> _What you should do_: Copy out each line of the material below with no changes.

Excerpts from a figure dataset
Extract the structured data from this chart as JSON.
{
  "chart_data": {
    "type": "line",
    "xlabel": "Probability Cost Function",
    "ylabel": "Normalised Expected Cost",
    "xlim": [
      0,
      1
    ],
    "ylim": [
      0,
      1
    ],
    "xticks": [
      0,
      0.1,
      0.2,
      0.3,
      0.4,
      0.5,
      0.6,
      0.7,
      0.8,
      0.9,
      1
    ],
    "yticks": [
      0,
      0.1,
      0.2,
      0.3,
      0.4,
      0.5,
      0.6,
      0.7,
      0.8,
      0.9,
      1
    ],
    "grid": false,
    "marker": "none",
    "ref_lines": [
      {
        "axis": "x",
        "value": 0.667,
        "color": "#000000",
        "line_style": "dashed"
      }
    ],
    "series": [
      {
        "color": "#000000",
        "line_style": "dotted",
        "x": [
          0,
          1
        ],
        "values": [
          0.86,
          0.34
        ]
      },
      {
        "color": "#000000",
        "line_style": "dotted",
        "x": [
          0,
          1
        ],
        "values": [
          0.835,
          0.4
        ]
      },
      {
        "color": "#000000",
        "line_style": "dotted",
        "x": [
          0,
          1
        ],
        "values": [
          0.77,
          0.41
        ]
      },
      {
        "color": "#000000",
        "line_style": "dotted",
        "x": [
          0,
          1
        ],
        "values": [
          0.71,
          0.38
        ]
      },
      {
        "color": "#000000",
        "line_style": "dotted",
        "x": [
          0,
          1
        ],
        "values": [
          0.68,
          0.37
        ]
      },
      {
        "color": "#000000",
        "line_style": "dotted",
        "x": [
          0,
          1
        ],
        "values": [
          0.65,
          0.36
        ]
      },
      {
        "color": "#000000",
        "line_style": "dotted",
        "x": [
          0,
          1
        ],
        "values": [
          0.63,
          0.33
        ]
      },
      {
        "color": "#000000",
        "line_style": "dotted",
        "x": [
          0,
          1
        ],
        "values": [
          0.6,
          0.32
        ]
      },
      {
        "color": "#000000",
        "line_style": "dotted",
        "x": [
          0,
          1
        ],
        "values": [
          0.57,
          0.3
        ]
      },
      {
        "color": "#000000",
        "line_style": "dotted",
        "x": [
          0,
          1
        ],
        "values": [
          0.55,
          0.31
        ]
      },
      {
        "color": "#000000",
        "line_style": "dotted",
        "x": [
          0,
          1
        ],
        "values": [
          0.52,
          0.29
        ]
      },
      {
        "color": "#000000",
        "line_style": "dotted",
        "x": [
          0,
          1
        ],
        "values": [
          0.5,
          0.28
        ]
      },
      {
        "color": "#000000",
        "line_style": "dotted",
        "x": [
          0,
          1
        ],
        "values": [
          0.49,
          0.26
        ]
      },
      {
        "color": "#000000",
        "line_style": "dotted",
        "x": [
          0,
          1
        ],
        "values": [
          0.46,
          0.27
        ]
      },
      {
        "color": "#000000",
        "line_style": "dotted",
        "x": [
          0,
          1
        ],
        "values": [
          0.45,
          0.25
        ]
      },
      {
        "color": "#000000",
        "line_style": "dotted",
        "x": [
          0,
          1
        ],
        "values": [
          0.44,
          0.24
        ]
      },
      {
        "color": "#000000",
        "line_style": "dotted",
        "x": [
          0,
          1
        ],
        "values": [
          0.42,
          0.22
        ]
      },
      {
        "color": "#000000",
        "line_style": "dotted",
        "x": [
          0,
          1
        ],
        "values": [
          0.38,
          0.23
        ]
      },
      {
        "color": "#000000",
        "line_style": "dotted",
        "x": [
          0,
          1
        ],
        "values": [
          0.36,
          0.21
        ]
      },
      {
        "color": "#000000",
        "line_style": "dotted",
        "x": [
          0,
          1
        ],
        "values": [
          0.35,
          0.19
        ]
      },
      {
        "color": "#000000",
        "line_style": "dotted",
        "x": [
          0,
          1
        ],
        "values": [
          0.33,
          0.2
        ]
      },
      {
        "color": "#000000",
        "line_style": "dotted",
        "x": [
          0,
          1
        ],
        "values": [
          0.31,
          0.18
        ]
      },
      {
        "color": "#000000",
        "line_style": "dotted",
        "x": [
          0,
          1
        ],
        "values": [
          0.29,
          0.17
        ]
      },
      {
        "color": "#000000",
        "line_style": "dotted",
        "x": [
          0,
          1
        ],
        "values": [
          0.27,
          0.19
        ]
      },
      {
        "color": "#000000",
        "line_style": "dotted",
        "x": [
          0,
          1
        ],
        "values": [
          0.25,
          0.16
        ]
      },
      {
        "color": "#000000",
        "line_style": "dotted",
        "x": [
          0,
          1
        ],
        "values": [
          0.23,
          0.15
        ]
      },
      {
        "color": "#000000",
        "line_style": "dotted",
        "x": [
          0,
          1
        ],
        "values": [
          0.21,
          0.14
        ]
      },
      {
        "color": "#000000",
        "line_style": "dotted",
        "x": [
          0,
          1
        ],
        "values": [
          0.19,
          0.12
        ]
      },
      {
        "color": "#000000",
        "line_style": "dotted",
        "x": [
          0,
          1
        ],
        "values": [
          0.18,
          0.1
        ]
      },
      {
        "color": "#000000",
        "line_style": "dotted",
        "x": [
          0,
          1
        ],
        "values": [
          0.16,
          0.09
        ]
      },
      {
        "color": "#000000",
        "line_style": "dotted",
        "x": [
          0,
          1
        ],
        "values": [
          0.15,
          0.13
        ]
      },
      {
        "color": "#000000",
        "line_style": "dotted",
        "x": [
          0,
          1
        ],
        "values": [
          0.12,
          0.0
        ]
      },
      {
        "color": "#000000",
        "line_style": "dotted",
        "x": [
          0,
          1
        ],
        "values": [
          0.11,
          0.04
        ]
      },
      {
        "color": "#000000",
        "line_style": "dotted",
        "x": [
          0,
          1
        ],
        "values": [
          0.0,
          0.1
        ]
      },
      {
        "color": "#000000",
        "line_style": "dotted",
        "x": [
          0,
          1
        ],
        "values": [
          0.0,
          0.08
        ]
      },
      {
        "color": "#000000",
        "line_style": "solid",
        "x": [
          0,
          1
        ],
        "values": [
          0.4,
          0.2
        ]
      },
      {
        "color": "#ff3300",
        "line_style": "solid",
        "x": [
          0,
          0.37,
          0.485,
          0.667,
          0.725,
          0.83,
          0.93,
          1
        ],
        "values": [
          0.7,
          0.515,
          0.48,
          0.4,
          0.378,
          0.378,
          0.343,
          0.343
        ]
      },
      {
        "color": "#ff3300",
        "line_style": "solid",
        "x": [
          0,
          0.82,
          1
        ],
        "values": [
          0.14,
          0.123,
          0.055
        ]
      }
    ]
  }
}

> _Solution to this exercise_:
Extract the structured data from this chart as JSON.
{
  "chart_data": {
    "type": "line",
    "xlabel": "Probability Cost Function",
    "ylabel": "Normalised Expected Cost",
    "xlim": [
      0,
      1
    ],
    "ylim": [
      0,
      1
    ],
    "xticks": [
      0,
      0.1,
      0.2,
      0.3,
      0.4,
      0.5,
      0.6,
      0.7,
      0.8,
      0.9,
      1
    ],
    "yticks": [
      0,
      0.1,
      0.2,
      0.3,
      0.4,
      0.5,
      0.6,
      0.7,
      0.8,
      0.9,
      1
    ],
    "grid": false,
    "marker": "none",
    "ref_lines": [
      {
        "axis": "x",
        "value": 0.667,
        "color": "#000000",
        "line_style": "dashed"
      }
    ],
    "series": [
      {
        "color": "#000000",
        "line_style": "dotted",
        "x": [
          0,
          1
        ],
        "values": [
          0.86,
          0.34
        ]
      },
      {
        "color": "#000000",
        "line_style": "dotted",
        "x": [
          0,
          1
        ],
        "values": [
          0.835,
          0.4
        ]
      },
      {
        "color": "#000000",
        "line_style": "dotted",
        "x": [
          0,
          1
        ],
        "values": [
          0.77,
          0.41
        ]
      },
      {
        "color": "#000000",
        "line_style": "dotted",
        "x": [
          0,
          1
        ],
        "values": [
          0.71,
          0.38
        ]
      },
      {
        "color": "#000000",
        "line_style": "dotted",
        "x": [
          0,
          1
        ],
        "values": [
          0.68,
          0.37
        ]
      },
      {
        "color": "#000000",
        "line_style": "dotted",
        "x": [
          0,
          1
        ],
        "values": [
          0.65,
          0.36
        ]
      },
      {
        "color": "#000000",
        "line_style": "dotted",
        "x": [
          0,
          1
        ],
        "values": [
          0.63,
          0.33
        ]
      },
      {
        "color": "#000000",
        "line_style": "dotted",
        "x": [
          0,
          1
        ],
        "values": [
          0.6,
          0.32
        ]
      },
      {
        "color": "#000000",
        "line_style": "dotted",
        "x": [
          0,
          1
        ],
        "values": [
          0.57,
          0.3
        ]
      },
      {
        "color": "#000000",
        "line_style": "dotted",
        "x": [
          0,
          1
        ],
        "values": [
          0.55,
          0.31
        ]
      },
      {
        "color": "#000000",
        "line_style": "dotted",
        "x": [
          0,
          1
        ],
        "values": [
          0.52,
          0.29
        ]
      },
      {
        "color": "#000000",
        "line_style": "dotted",
        "x": [
          0,
          1
        ],
        "values": [
          0.5,
          0.28
        ]
      },
      {
        "color": "#000000",
        "line_style": "dotted",
        "x": [
          0,
          1
        ],
        "values": [
          0.49,
          0.26
        ]
      },
      {
        "color": "#000000",
        "line_style": "dotted",
        "x": [
          0,
          1
        ],
        "values": [
          0.46,
          0.27
        ]
      },
      {
        "color": "#000000",
        "line_style": "dotted",
        "x": [
          0,
          1
        ],
        "values": [
          0.45,
          0.25
        ]
      },
      {
        "color": "#000000",
        "line_style": "dotted",
        "x": [
          0,
          1
        ],
        "values": [
          0.44,
          0.24
        ]
      },
      {
        "color": "#000000",
        "line_style": "dotted",
        "x": [
          0,
          1
        ],
        "values": [
          0.42,
          0.22
        ]
      },
      {
        "color": "#000000",
        "line_style": "dotted",
        "x": [
          0,
          1
        ],
        "values": [
          0.38,
          0.23
        ]
      },
      {
        "color": "#000000",
        "line_style": "dotted",
        "x": [
          0,
          1
        ],
        "values": [
          0.36,
          0.21
        ]
      },
      {
        "color": "#000000",
        "line_style": "dotted",
        "x": [
          0,
          1
        ],
        "values": [
          0.35,
          0.19
        ]
      },
      {
        "color": "#000000",
        "line_style": "dotted",
        "x": [
          0,
          1
        ],
        "values": [
          0.33,
          0.2
        ]
      },
      {
        "color": "#000000",
        "line_style": "dotted",
        "x": [
          0,
          1
        ],
        "values": [
          0.31,
          0.18
        ]
      },
      {
        "color": "#000000",
        "line_style": "dotted",
        "x": [
          0,
          1
        ],
        "values": [
          0.29,
          0.17
        ]
      },
      {
        "color": "#000000",
        "line_style": "dotted",
        "x": [
          0,
          1
        ],
        "values": [
          0.27,
          0.19
        ]
      },
      {
        "color": "#000000",
        "line_style": "dotted",
        "x": [
          0,
          1
        ],
        "values": [
          0.25,
          0.16
        ]
      },
      {
        "color": "#000000",
        "line_style": "dotted",
        "x": [
          0,
          1
        ],
        "values": [
          0.23,
          0.15
        ]
      },
      {
        "color": "#000000",
        "line_style": "dotted",
        "x": [
          0,
          1
        ],
        "values": [
          0.21,
          0.14
        ]
      },
      {
        "color": "#000000",
        "line_style": "dotted",
        "x": [
          0,
          1
        ],
        "values": [
          0.19,
          0.12
        ]
      },
      {
        "color": "#000000",
        "line_style": "dotted",
        "x": [
          0,
          1
        ],
        "values": [
          0.18,
          0.1
        ]
      },
      {
        "color": "#000000",
        "line_style": "dotted",
        "x": [
          0,
          1
        ],
        "values": [
          0.16,
          0.09
        ]
      },
      {
        "color": "#000000",
        "line_style": "dotted",
        "x": [
          0,
          1
        ],
        "values": [
          0.15,
          0.13
        ]
      },
      {
        "color": "#000000",
        "line_style": "dotted",
        "x": [
          0,
          1
        ],
        "values": [
          0.12,
          0.0
        ]
      },
      {
        "color": "#000000",
        "line_style": "dotted",
        "x": [
          0,
          1
        ],
        "values": [
          0.11,
          0.04
        ]
      },
      {
        "color": "#000000",
        "line_style": "dotted",
        "x": [
          0,
          1
        ],
        "values": [
          0.0,
          0.1
        ]
      },
      {
        "color": "#000000",
        "line_style": "dotted",
        "x": [
          0,
          1
        ],
        "values": [
          0.0,
          0.08
        ]
      },
      {
        "color": "#000000",
        "line_style": "solid",
        "x": [
          0,
          1
        ],
        "values": [
          0.4,
          0.2
        ]
      },
      {
        "color": "#ff3300",
        "line_style": "solid",
        "x": [
          0,
          0.37,
          0.485,
          0.667,
          0.725,
          0.83,
          0.93,
          1
        ],
        "values": [
          0.7,
          0.515,
          0.48,
          0.4,
          0.378,
          0.378,
          0.343,
          0.343
        ]
      },
      {
        "color": "#ff3300",
        "line_style": "solid",
        "x": [
          0,
          0.82,
          1
        ],
        "values": [
          0.14,
          0.123,
          0.055
        ]
      }
    ]
  }
}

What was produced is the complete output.